[start]
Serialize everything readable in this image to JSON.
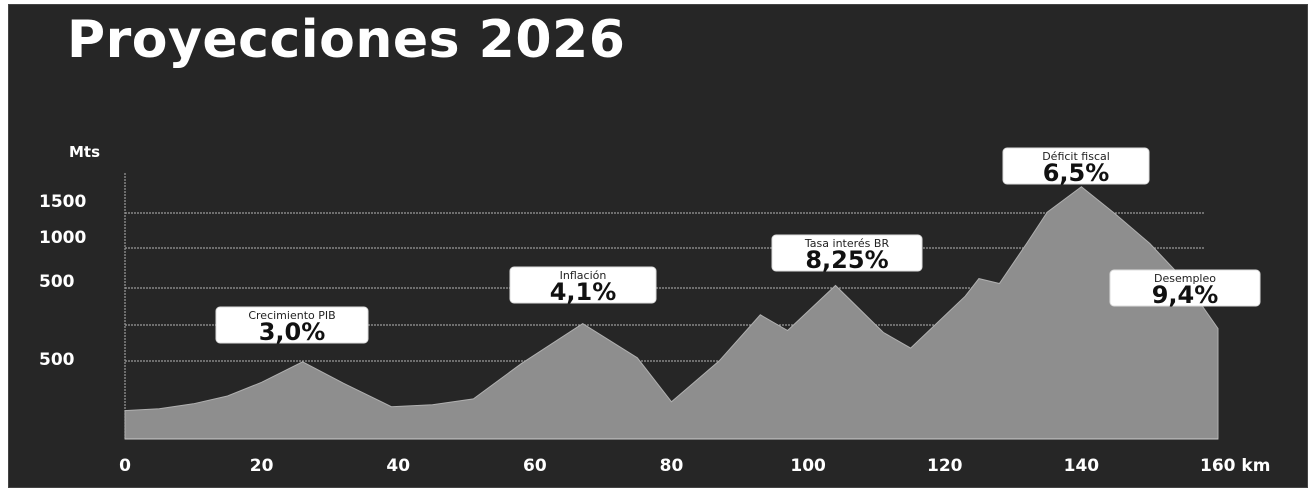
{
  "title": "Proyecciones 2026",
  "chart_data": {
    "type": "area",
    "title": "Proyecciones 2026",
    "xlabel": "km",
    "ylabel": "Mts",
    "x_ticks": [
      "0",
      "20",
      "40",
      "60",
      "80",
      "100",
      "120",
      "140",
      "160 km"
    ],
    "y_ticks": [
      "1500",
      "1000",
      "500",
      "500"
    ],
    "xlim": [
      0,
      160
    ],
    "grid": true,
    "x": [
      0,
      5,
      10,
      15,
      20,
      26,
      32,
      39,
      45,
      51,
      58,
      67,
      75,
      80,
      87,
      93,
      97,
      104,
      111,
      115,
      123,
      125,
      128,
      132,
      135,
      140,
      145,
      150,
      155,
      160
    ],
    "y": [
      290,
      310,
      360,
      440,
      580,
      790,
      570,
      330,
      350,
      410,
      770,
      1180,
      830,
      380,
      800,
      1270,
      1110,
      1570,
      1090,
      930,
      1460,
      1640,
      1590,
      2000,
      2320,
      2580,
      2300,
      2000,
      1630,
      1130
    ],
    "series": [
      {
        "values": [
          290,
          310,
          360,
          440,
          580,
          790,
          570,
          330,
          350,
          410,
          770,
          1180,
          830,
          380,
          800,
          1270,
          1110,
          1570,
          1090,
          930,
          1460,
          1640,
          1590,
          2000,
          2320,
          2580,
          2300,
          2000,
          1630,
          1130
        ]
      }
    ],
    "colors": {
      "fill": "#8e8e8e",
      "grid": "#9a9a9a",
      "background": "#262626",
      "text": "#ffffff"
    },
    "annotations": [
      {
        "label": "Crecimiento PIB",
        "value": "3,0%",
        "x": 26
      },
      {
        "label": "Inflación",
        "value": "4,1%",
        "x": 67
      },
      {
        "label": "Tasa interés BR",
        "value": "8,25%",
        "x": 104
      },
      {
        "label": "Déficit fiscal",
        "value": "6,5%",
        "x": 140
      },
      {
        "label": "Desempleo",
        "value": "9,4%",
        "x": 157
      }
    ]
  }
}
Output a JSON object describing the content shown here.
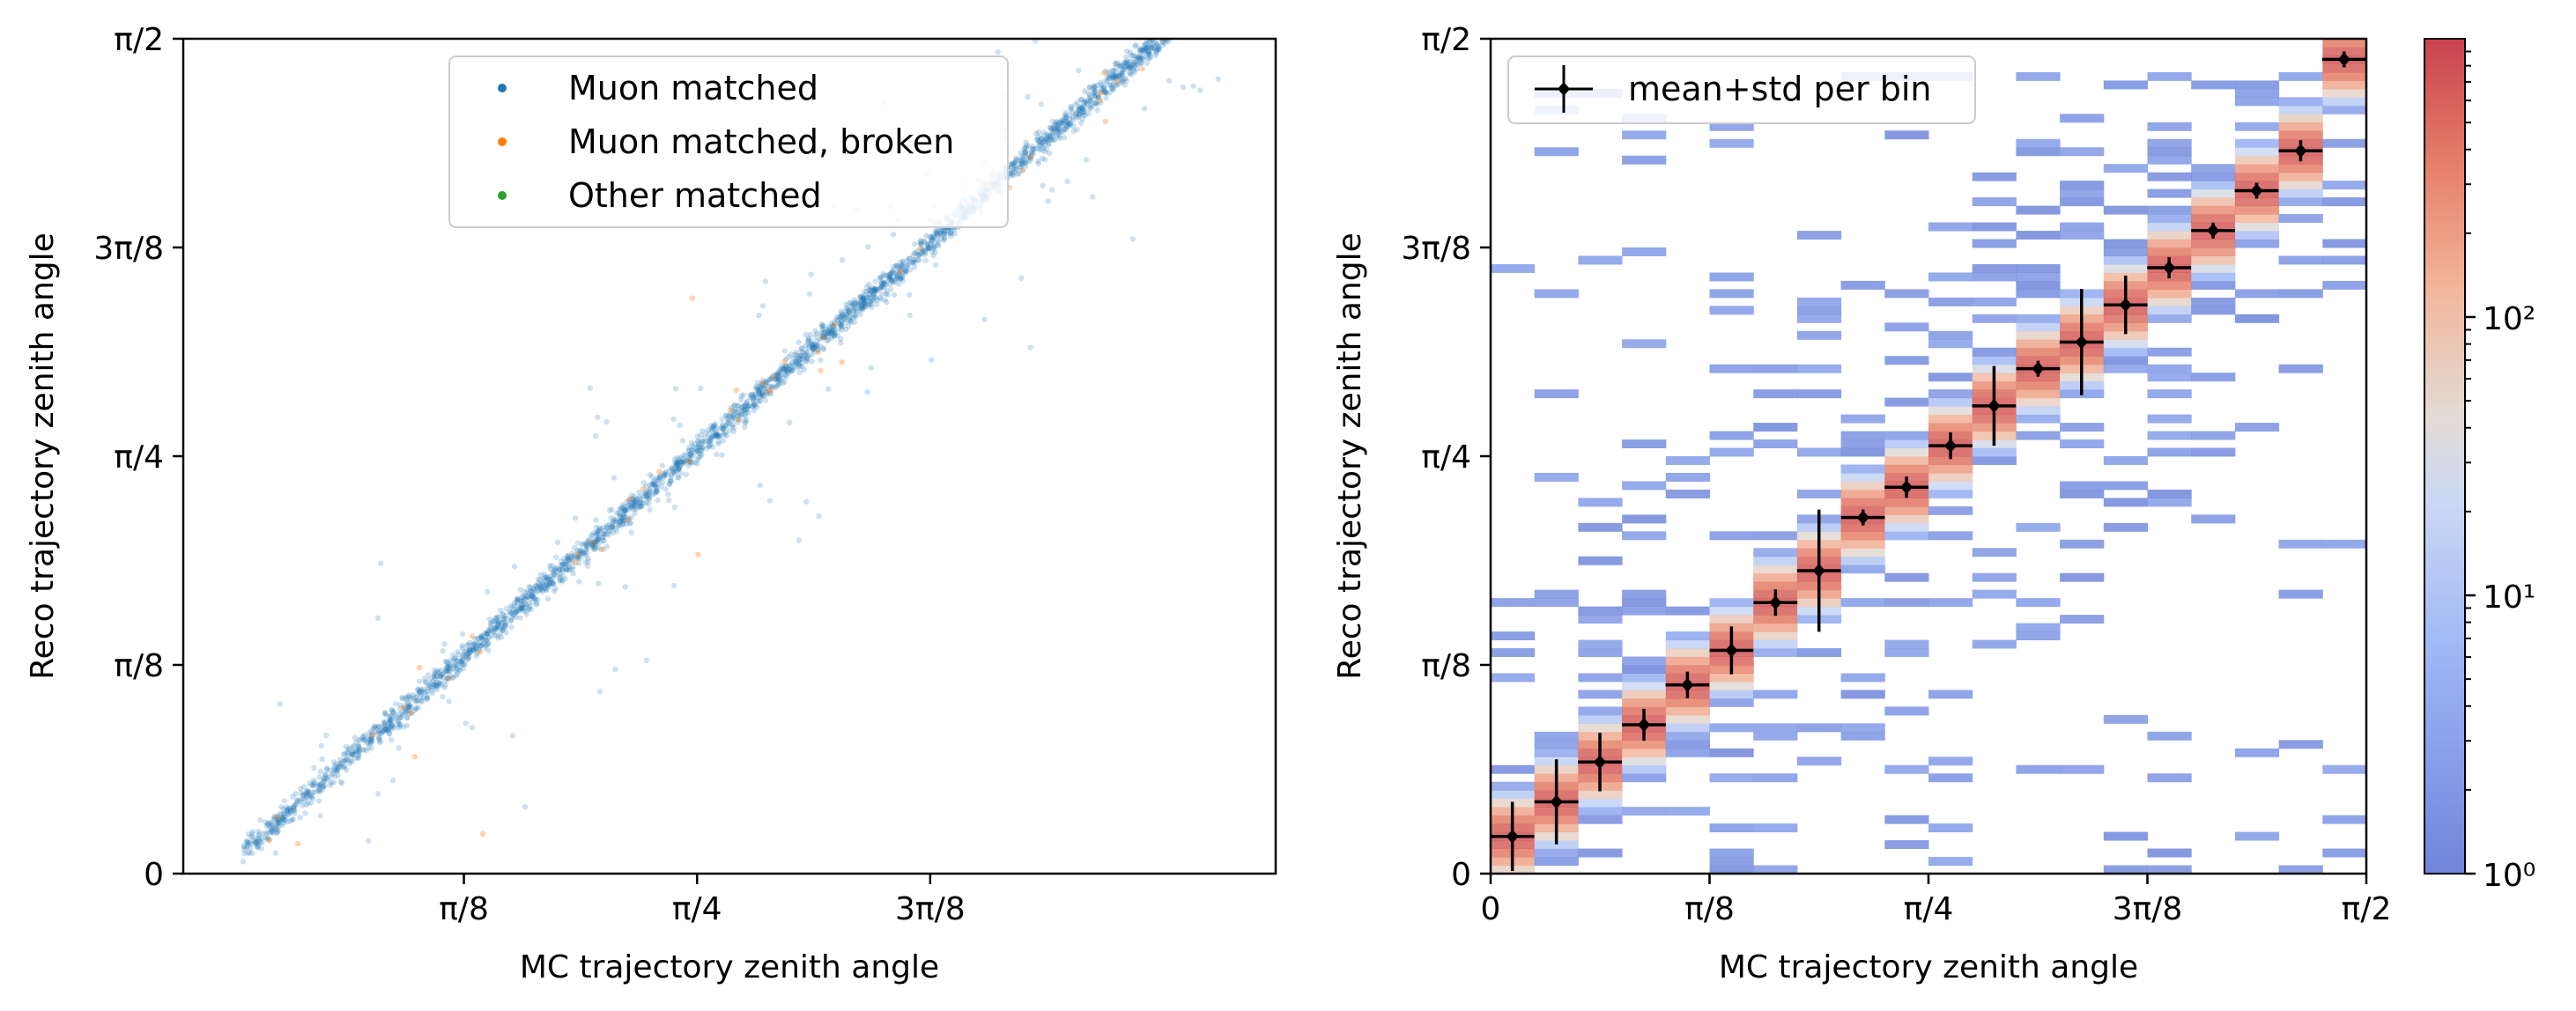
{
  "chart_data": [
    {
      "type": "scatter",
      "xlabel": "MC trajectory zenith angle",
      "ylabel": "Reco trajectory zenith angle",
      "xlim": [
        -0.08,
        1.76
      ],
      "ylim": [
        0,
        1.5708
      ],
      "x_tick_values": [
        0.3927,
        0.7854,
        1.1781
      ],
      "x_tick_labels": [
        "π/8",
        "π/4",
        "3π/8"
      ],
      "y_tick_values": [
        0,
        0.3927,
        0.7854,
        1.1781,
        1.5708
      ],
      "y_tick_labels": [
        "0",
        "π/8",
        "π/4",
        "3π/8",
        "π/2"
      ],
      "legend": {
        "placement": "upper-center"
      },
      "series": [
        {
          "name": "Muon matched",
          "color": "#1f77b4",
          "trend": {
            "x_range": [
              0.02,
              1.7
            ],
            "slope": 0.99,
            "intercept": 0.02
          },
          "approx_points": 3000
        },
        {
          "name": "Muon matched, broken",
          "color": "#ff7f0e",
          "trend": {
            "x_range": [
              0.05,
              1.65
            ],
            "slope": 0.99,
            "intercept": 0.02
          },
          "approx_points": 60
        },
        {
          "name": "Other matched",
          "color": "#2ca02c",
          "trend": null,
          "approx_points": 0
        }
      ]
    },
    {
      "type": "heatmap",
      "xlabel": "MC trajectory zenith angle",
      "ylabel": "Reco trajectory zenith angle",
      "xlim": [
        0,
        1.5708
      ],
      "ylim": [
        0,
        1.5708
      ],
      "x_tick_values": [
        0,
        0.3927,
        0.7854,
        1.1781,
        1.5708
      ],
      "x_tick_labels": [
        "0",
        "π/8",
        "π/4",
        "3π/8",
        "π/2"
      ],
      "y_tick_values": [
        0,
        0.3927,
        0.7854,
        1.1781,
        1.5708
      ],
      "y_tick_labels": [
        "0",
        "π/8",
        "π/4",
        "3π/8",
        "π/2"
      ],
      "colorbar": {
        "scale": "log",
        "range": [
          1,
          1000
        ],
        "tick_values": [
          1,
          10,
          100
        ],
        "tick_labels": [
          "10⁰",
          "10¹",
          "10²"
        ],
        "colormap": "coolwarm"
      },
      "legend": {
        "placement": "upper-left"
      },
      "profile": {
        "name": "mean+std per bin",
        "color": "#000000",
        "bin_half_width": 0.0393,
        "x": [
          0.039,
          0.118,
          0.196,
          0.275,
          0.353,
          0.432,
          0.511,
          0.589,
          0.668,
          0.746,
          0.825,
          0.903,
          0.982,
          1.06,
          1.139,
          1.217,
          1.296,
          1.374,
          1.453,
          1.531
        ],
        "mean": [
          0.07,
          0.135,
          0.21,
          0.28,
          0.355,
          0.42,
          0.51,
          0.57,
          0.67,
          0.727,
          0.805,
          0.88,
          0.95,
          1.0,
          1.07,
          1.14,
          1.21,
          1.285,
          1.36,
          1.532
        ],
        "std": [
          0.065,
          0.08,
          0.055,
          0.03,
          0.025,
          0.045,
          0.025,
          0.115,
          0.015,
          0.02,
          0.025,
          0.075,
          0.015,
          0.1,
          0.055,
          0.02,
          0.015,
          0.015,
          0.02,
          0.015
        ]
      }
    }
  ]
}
[end]
[start]
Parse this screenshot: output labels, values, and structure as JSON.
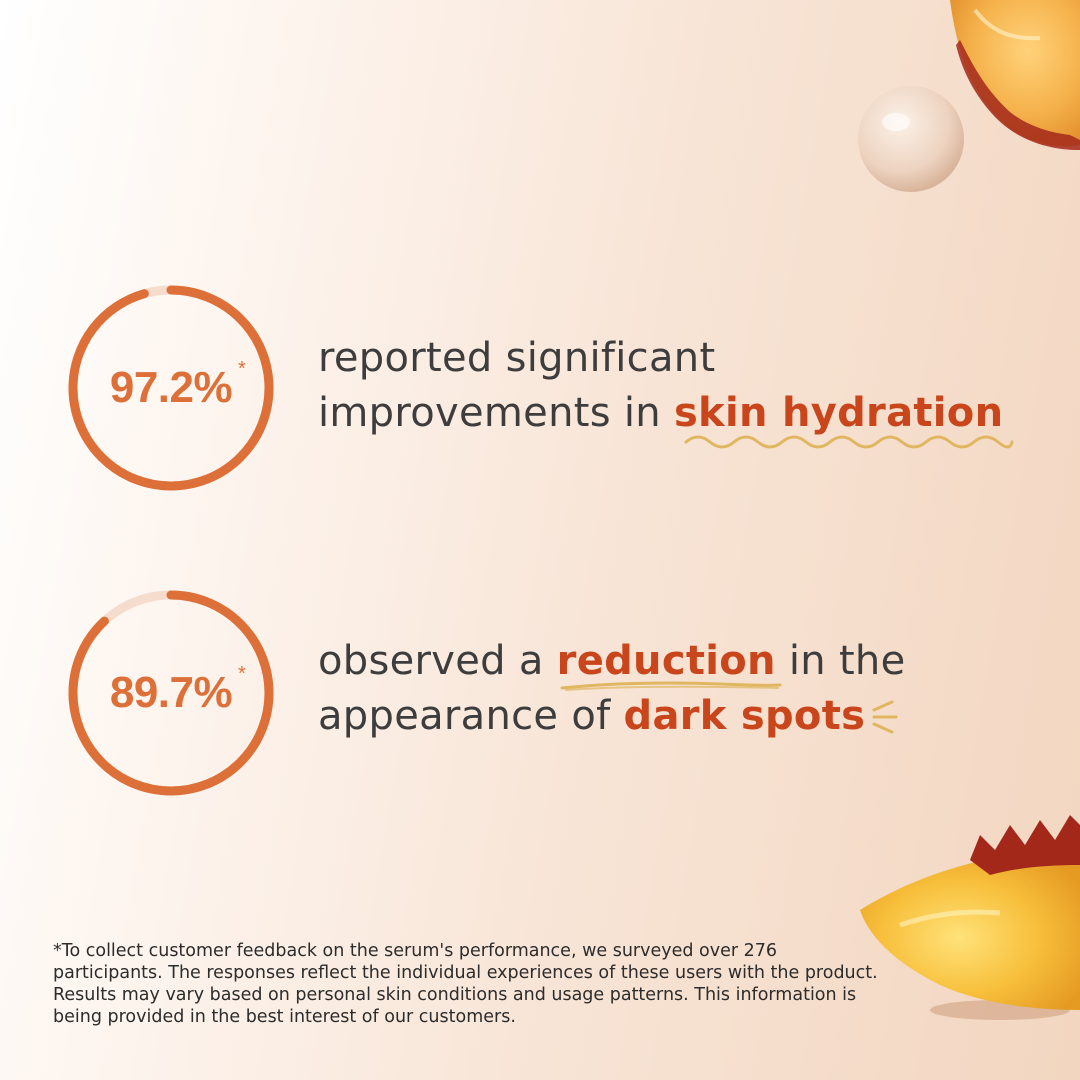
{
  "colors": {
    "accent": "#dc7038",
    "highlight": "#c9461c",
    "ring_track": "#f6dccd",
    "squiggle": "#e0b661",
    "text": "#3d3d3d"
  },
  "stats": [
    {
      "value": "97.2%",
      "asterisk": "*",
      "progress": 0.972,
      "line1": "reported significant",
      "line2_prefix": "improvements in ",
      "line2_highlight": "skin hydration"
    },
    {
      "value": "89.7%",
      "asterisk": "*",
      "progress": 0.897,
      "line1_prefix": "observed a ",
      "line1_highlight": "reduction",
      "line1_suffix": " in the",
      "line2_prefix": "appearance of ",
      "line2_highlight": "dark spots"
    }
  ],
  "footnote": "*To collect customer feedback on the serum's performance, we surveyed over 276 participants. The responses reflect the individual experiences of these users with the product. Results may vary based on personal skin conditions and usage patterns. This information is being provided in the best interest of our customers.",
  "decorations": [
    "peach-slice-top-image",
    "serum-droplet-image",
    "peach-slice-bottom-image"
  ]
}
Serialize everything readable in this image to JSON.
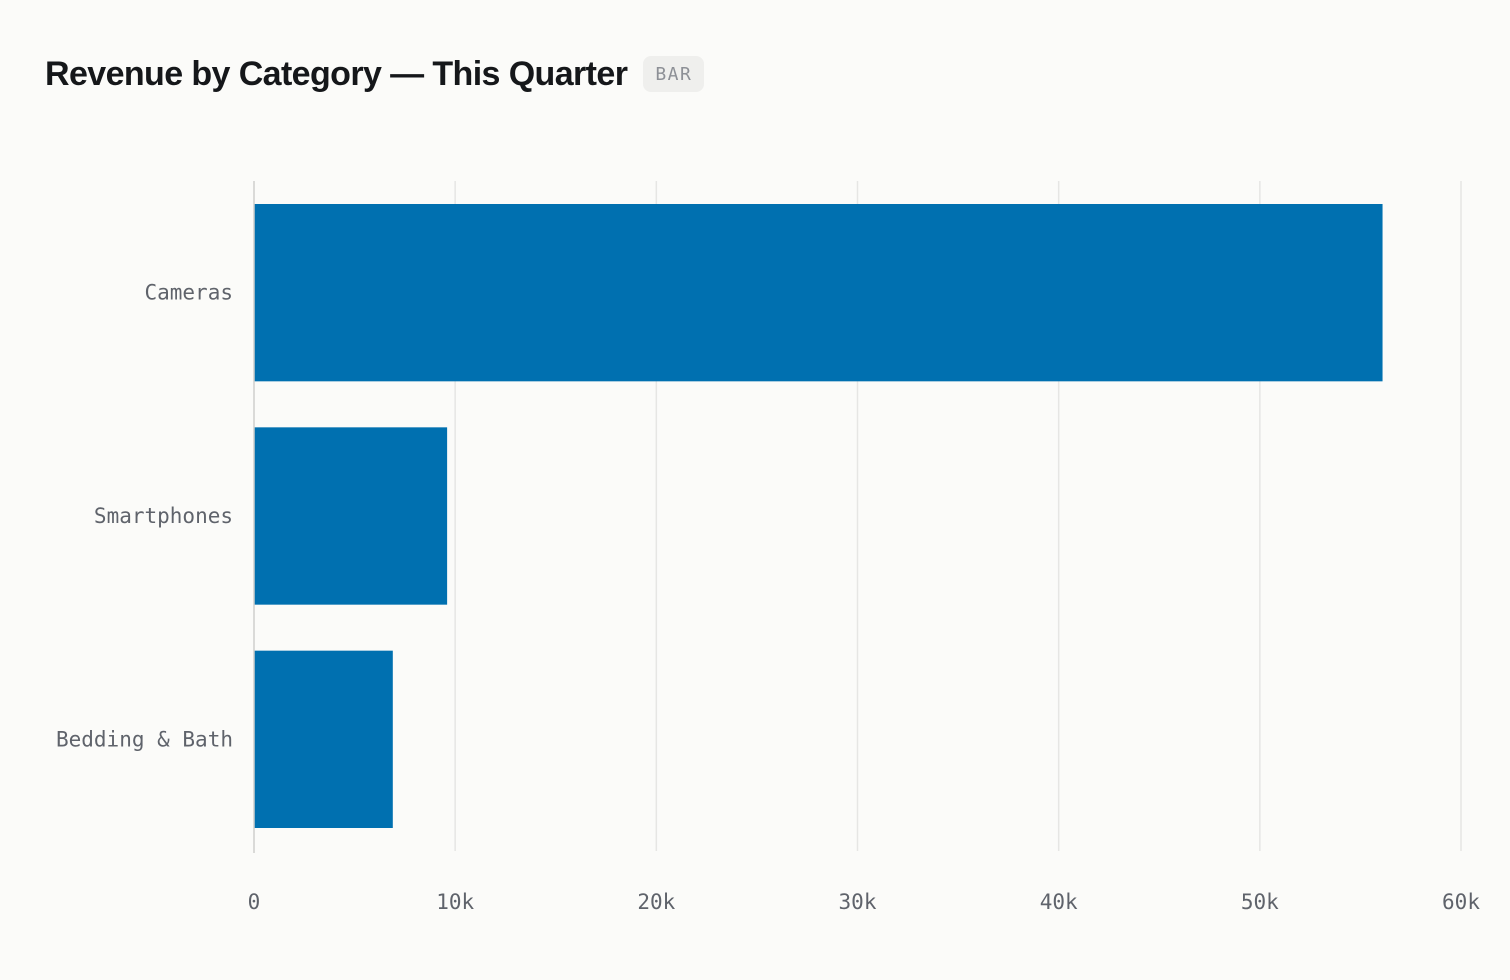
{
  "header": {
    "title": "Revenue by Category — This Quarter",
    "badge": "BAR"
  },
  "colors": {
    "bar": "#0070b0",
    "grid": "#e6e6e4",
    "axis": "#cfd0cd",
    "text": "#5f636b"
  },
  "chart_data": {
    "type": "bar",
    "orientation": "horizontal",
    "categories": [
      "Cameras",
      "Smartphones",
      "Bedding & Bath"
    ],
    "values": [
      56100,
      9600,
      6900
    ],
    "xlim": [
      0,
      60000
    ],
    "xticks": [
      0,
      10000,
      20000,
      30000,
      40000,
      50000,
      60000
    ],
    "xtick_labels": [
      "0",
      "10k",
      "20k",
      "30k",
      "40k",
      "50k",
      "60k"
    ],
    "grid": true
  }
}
[end]
[INSTRUCTIONS FOR THE TASK]
Scan the entries above. Copy each line that has the string "Proyecciones".

[CORRECT RESULT]
  "title": "Proyecciones 2026",
    "title": "Proyecciones 2026",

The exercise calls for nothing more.